Task to complete ▸ Each entry below is to be given again word for word, with no pictures.

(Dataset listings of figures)
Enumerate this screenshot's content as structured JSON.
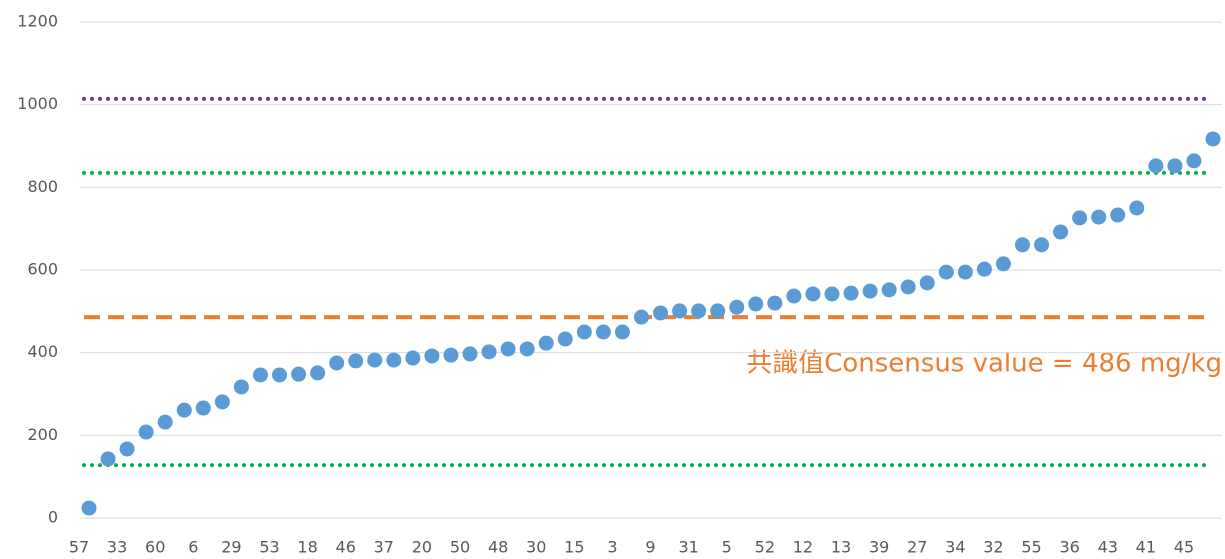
{
  "chart_data": {
    "type": "scatter",
    "annotation": "共識值Consensus value = 486 mg/kg",
    "categories": [
      "57",
      null,
      "33",
      null,
      "60",
      null,
      "6",
      null,
      "29",
      null,
      "53",
      null,
      "18",
      null,
      "46",
      null,
      "37",
      null,
      "20",
      null,
      "50",
      null,
      "48",
      null,
      "30",
      null,
      "15",
      null,
      "3",
      null,
      "9",
      null,
      "31",
      null,
      "5",
      null,
      "52",
      null,
      "12",
      null,
      "13",
      null,
      "39",
      null,
      "27",
      null,
      "34",
      null,
      "32",
      null,
      "55",
      null,
      "36",
      null,
      "43",
      null,
      "41",
      null,
      "45",
      null
    ],
    "values": [
      24,
      143,
      167,
      208,
      232,
      261,
      266,
      281,
      317,
      346,
      346,
      348,
      351,
      375,
      380,
      382,
      382,
      387,
      392,
      394,
      397,
      402,
      409,
      409,
      423,
      433,
      450,
      450,
      450,
      486,
      496,
      501,
      501,
      501,
      510,
      518,
      520,
      537,
      542,
      542,
      544,
      549,
      552,
      559,
      569,
      595,
      595,
      602,
      615,
      661,
      661,
      692,
      726,
      728,
      733,
      750,
      852,
      852,
      864,
      917
    ],
    "color": "#5b9bd5",
    "reference_lines": [
      {
        "value": 1014,
        "color": "#7030a0",
        "style": "dotted"
      },
      {
        "value": 835,
        "color": "#00b050",
        "style": "dotted"
      },
      {
        "value": 486,
        "color": "#ed7d31",
        "style": "dashed"
      },
      {
        "value": 128,
        "color": "#00b050",
        "style": "dotted"
      }
    ],
    "annotation_color": "#ed7d31",
    "ylim": [
      0,
      1200
    ],
    "yticks": [
      0,
      200,
      400,
      600,
      800,
      1000,
      1200
    ],
    "grid": true
  }
}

Result of the task ▸
Enumerate this screenshot's content as structured JSON.
{
  "chart_data": {
    "type": "scatter",
    "annotation": "共識值Consensus value = 486 mg/kg",
    "categories": [
      "57",
      null,
      "33",
      null,
      "60",
      null,
      "6",
      null,
      "29",
      null,
      "53",
      null,
      "18",
      null,
      "46",
      null,
      "37",
      null,
      "20",
      null,
      "50",
      null,
      "48",
      null,
      "30",
      null,
      "15",
      null,
      "3",
      null,
      "9",
      null,
      "31",
      null,
      "5",
      null,
      "52",
      null,
      "12",
      null,
      "13",
      null,
      "39",
      null,
      "27",
      null,
      "34",
      null,
      "32",
      null,
      "55",
      null,
      "36",
      null,
      "43",
      null,
      "41",
      null,
      "45",
      null
    ],
    "values": [
      24,
      143,
      167,
      208,
      232,
      261,
      266,
      281,
      317,
      346,
      346,
      348,
      351,
      375,
      380,
      382,
      382,
      387,
      392,
      394,
      397,
      402,
      409,
      409,
      423,
      433,
      450,
      450,
      450,
      486,
      496,
      501,
      501,
      501,
      510,
      518,
      520,
      537,
      542,
      542,
      544,
      549,
      552,
      559,
      569,
      595,
      595,
      602,
      615,
      661,
      661,
      692,
      726,
      728,
      733,
      750,
      852,
      852,
      864,
      917
    ],
    "color": "#5b9bd5",
    "reference_lines": [
      {
        "value": 1014,
        "color": "#7030a0",
        "style": "dotted"
      },
      {
        "value": 835,
        "color": "#00b050",
        "style": "dotted"
      },
      {
        "value": 486,
        "color": "#ed7d31",
        "style": "dashed"
      },
      {
        "value": 128,
        "color": "#00b050",
        "style": "dotted"
      }
    ],
    "annotation_color": "#ed7d31",
    "ylim": [
      0,
      1200
    ],
    "yticks": [
      0,
      200,
      400,
      600,
      800,
      1000,
      1200
    ],
    "grid": true
  }
}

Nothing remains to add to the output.